### MATERIAL FOR THIS EXERCISE
▬▬▬

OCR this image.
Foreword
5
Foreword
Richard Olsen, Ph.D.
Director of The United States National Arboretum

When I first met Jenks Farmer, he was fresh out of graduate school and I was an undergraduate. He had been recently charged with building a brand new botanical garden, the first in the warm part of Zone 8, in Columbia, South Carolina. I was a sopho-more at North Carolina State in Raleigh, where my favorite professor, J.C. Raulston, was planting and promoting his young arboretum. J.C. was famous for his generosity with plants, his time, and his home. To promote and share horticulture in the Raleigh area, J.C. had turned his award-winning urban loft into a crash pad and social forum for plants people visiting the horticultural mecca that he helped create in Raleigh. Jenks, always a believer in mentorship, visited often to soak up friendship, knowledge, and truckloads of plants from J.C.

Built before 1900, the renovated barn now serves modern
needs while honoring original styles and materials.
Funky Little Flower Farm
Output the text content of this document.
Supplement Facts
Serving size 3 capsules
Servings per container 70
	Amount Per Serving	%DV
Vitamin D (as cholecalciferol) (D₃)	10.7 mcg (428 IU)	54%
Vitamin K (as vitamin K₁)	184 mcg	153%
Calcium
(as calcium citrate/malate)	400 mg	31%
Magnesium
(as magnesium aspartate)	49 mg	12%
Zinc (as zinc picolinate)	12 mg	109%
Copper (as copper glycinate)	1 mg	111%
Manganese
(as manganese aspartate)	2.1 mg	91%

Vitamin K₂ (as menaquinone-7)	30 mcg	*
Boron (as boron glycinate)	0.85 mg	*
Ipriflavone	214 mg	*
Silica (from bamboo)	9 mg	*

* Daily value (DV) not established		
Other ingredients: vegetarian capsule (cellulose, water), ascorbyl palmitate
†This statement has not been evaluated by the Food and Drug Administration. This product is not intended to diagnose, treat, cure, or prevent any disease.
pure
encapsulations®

▬▬▬

### GIVEN PROBLEM
Copy all lines of the material above where the string "Vitamin" occurs.

### RESPONSE BELOW
Vitamin D (as cholecalciferol) (D₃)	10.7 mcg (428 IU)	54%
Vitamin K (as vitamin K₁)	184 mcg	153%
Vitamin K₂ (as menaquinone-7)	30 mcg	*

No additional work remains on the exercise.